[Source data Boundary: Start]

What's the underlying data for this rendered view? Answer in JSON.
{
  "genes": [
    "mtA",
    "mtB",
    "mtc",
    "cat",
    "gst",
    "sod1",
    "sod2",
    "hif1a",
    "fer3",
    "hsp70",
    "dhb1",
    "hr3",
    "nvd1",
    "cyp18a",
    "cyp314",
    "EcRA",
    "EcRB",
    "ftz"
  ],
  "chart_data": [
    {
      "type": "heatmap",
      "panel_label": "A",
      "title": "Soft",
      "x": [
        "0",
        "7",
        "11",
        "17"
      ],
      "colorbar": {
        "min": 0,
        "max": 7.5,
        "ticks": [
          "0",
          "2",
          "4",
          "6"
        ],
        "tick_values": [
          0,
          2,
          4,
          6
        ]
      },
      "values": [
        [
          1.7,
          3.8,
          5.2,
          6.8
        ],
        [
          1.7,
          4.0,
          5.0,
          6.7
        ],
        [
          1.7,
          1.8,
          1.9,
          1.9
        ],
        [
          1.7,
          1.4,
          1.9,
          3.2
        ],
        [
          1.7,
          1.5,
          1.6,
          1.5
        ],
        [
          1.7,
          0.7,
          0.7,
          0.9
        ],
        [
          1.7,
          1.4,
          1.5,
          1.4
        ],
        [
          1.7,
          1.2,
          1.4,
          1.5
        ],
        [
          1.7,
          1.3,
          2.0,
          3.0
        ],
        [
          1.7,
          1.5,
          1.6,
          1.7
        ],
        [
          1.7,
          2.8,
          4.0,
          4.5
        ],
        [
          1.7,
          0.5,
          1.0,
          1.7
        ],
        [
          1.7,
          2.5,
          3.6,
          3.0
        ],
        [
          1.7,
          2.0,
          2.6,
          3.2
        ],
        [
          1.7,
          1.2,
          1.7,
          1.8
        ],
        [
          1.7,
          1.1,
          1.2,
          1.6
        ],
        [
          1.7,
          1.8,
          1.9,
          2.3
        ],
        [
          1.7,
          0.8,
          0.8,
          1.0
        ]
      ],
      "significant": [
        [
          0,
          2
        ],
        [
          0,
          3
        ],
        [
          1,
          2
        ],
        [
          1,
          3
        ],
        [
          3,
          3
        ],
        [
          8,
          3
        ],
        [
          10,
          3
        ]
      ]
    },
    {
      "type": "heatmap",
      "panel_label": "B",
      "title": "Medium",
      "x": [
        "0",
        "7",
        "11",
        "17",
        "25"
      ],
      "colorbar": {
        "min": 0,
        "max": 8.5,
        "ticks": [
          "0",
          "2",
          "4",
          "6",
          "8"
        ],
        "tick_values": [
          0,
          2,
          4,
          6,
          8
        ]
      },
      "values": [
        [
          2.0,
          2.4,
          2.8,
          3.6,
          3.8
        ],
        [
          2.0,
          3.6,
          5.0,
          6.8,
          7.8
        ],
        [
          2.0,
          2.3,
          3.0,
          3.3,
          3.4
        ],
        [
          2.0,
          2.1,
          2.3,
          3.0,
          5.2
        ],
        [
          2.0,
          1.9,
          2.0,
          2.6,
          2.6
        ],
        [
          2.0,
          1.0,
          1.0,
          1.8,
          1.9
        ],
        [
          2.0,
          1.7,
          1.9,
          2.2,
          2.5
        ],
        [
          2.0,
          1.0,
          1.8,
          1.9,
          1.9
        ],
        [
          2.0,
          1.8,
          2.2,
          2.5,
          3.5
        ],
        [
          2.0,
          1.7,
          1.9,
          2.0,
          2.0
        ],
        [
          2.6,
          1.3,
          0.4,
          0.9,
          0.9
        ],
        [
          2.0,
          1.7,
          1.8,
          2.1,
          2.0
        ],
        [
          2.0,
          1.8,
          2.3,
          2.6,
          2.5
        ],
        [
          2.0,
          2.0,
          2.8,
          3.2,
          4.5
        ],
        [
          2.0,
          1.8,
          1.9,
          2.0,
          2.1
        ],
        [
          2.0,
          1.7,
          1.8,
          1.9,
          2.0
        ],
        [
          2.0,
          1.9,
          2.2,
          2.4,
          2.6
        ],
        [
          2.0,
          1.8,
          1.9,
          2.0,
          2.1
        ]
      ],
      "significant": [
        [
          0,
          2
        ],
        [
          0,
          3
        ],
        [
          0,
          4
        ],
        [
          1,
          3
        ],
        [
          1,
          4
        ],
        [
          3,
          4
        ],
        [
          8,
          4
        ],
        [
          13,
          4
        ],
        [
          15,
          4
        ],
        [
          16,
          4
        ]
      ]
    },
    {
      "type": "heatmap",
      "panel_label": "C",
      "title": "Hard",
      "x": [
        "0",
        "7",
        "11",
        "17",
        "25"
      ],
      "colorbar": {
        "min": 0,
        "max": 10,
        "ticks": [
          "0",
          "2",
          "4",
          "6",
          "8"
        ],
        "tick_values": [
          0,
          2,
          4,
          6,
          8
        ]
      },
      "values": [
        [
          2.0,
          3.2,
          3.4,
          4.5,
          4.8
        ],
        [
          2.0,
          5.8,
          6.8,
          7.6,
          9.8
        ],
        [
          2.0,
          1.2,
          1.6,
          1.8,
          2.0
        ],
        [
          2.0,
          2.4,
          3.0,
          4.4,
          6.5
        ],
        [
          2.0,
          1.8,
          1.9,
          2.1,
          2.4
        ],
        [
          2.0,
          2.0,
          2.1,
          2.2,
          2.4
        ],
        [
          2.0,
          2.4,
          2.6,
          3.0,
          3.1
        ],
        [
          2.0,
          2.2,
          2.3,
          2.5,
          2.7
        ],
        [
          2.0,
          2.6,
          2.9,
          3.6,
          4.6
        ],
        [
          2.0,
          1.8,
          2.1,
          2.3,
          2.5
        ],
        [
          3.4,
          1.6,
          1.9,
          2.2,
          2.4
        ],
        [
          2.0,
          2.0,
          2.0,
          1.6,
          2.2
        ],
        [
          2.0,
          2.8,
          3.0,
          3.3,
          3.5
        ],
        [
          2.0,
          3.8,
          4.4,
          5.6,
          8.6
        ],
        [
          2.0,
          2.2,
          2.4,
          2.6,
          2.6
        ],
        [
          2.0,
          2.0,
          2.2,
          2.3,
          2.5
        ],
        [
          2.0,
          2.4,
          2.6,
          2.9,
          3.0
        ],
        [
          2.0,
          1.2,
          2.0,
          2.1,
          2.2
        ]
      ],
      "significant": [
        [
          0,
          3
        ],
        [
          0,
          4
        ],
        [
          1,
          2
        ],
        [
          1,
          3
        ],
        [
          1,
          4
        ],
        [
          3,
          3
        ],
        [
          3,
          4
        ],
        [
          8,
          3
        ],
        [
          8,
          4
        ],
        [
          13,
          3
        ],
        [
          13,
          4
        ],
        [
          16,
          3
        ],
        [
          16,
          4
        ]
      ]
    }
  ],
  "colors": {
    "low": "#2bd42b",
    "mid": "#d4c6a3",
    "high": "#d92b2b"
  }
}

[Source data Boundary: End]

Return the material exactly as it was provided.

- [Exercise answer]
What's the underlying data for this rendered view? Answer in JSON.
{
  "genes": [
    "mtA",
    "mtB",
    "mtc",
    "cat",
    "gst",
    "sod1",
    "sod2",
    "hif1a",
    "fer3",
    "hsp70",
    "dhb1",
    "hr3",
    "nvd1",
    "cyp18a",
    "cyp314",
    "EcRA",
    "EcRB",
    "ftz"
  ],
  "chart_data": [
    {
      "type": "heatmap",
      "panel_label": "A",
      "title": "Soft",
      "x": [
        "0",
        "7",
        "11",
        "17"
      ],
      "colorbar": {
        "min": 0,
        "max": 7.5,
        "ticks": [
          "0",
          "2",
          "4",
          "6"
        ],
        "tick_values": [
          0,
          2,
          4,
          6
        ]
      },
      "values": [
        [
          1.7,
          3.8,
          5.2,
          6.8
        ],
        [
          1.7,
          4.0,
          5.0,
          6.7
        ],
        [
          1.7,
          1.8,
          1.9,
          1.9
        ],
        [
          1.7,
          1.4,
          1.9,
          3.2
        ],
        [
          1.7,
          1.5,
          1.6,
          1.5
        ],
        [
          1.7,
          0.7,
          0.7,
          0.9
        ],
        [
          1.7,
          1.4,
          1.5,
          1.4
        ],
        [
          1.7,
          1.2,
          1.4,
          1.5
        ],
        [
          1.7,
          1.3,
          2.0,
          3.0
        ],
        [
          1.7,
          1.5,
          1.6,
          1.7
        ],
        [
          1.7,
          2.8,
          4.0,
          4.5
        ],
        [
          1.7,
          0.5,
          1.0,
          1.7
        ],
        [
          1.7,
          2.5,
          3.6,
          3.0
        ],
        [
          1.7,
          2.0,
          2.6,
          3.2
        ],
        [
          1.7,
          1.2,
          1.7,
          1.8
        ],
        [
          1.7,
          1.1,
          1.2,
          1.6
        ],
        [
          1.7,
          1.8,
          1.9,
          2.3
        ],
        [
          1.7,
          0.8,
          0.8,
          1.0
        ]
      ],
      "significant": [
        [
          0,
          2
        ],
        [
          0,
          3
        ],
        [
          1,
          2
        ],
        [
          1,
          3
        ],
        [
          3,
          3
        ],
        [
          8,
          3
        ],
        [
          10,
          3
        ]
      ]
    },
    {
      "type": "heatmap",
      "panel_label": "B",
      "title": "Medium",
      "x": [
        "0",
        "7",
        "11",
        "17",
        "25"
      ],
      "colorbar": {
        "min": 0,
        "max": 8.5,
        "ticks": [
          "0",
          "2",
          "4",
          "6",
          "8"
        ],
        "tick_values": [
          0,
          2,
          4,
          6,
          8
        ]
      },
      "values": [
        [
          2.0,
          2.4,
          2.8,
          3.6,
          3.8
        ],
        [
          2.0,
          3.6,
          5.0,
          6.8,
          7.8
        ],
        [
          2.0,
          2.3,
          3.0,
          3.3,
          3.4
        ],
        [
          2.0,
          2.1,
          2.3,
          3.0,
          5.2
        ],
        [
          2.0,
          1.9,
          2.0,
          2.6,
          2.6
        ],
        [
          2.0,
          1.0,
          1.0,
          1.8,
          1.9
        ],
        [
          2.0,
          1.7,
          1.9,
          2.2,
          2.5
        ],
        [
          2.0,
          1.0,
          1.8,
          1.9,
          1.9
        ],
        [
          2.0,
          1.8,
          2.2,
          2.5,
          3.5
        ],
        [
          2.0,
          1.7,
          1.9,
          2.0,
          2.0
        ],
        [
          2.6,
          1.3,
          0.4,
          0.9,
          0.9
        ],
        [
          2.0,
          1.7,
          1.8,
          2.1,
          2.0
        ],
        [
          2.0,
          1.8,
          2.3,
          2.6,
          2.5
        ],
        [
          2.0,
          2.0,
          2.8,
          3.2,
          4.5
        ],
        [
          2.0,
          1.8,
          1.9,
          2.0,
          2.1
        ],
        [
          2.0,
          1.7,
          1.8,
          1.9,
          2.0
        ],
        [
          2.0,
          1.9,
          2.2,
          2.4,
          2.6
        ],
        [
          2.0,
          1.8,
          1.9,
          2.0,
          2.1
        ]
      ],
      "significant": [
        [
          0,
          2
        ],
        [
          0,
          3
        ],
        [
          0,
          4
        ],
        [
          1,
          3
        ],
        [
          1,
          4
        ],
        [
          3,
          4
        ],
        [
          8,
          4
        ],
        [
          13,
          4
        ],
        [
          15,
          4
        ],
        [
          16,
          4
        ]
      ]
    },
    {
      "type": "heatmap",
      "panel_label": "C",
      "title": "Hard",
      "x": [
        "0",
        "7",
        "11",
        "17",
        "25"
      ],
      "colorbar": {
        "min": 0,
        "max": 10,
        "ticks": [
          "0",
          "2",
          "4",
          "6",
          "8"
        ],
        "tick_values": [
          0,
          2,
          4,
          6,
          8
        ]
      },
      "values": [
        [
          2.0,
          3.2,
          3.4,
          4.5,
          4.8
        ],
        [
          2.0,
          5.8,
          6.8,
          7.6,
          9.8
        ],
        [
          2.0,
          1.2,
          1.6,
          1.8,
          2.0
        ],
        [
          2.0,
          2.4,
          3.0,
          4.4,
          6.5
        ],
        [
          2.0,
          1.8,
          1.9,
          2.1,
          2.4
        ],
        [
          2.0,
          2.0,
          2.1,
          2.2,
          2.4
        ],
        [
          2.0,
          2.4,
          2.6,
          3.0,
          3.1
        ],
        [
          2.0,
          2.2,
          2.3,
          2.5,
          2.7
        ],
        [
          2.0,
          2.6,
          2.9,
          3.6,
          4.6
        ],
        [
          2.0,
          1.8,
          2.1,
          2.3,
          2.5
        ],
        [
          3.4,
          1.6,
          1.9,
          2.2,
          2.4
        ],
        [
          2.0,
          2.0,
          2.0,
          1.6,
          2.2
        ],
        [
          2.0,
          2.8,
          3.0,
          3.3,
          3.5
        ],
        [
          2.0,
          3.8,
          4.4,
          5.6,
          8.6
        ],
        [
          2.0,
          2.2,
          2.4,
          2.6,
          2.6
        ],
        [
          2.0,
          2.0,
          2.2,
          2.3,
          2.5
        ],
        [
          2.0,
          2.4,
          2.6,
          2.9,
          3.0
        ],
        [
          2.0,
          1.2,
          2.0,
          2.1,
          2.2
        ]
      ],
      "significant": [
        [
          0,
          3
        ],
        [
          0,
          4
        ],
        [
          1,
          2
        ],
        [
          1,
          3
        ],
        [
          1,
          4
        ],
        [
          3,
          3
        ],
        [
          3,
          4
        ],
        [
          8,
          3
        ],
        [
          8,
          4
        ],
        [
          13,
          3
        ],
        [
          13,
          4
        ],
        [
          16,
          3
        ],
        [
          16,
          4
        ]
      ]
    }
  ],
  "colors": {
    "low": "#2bd42b",
    "mid": "#d4c6a3",
    "high": "#d92b2b"
  }
}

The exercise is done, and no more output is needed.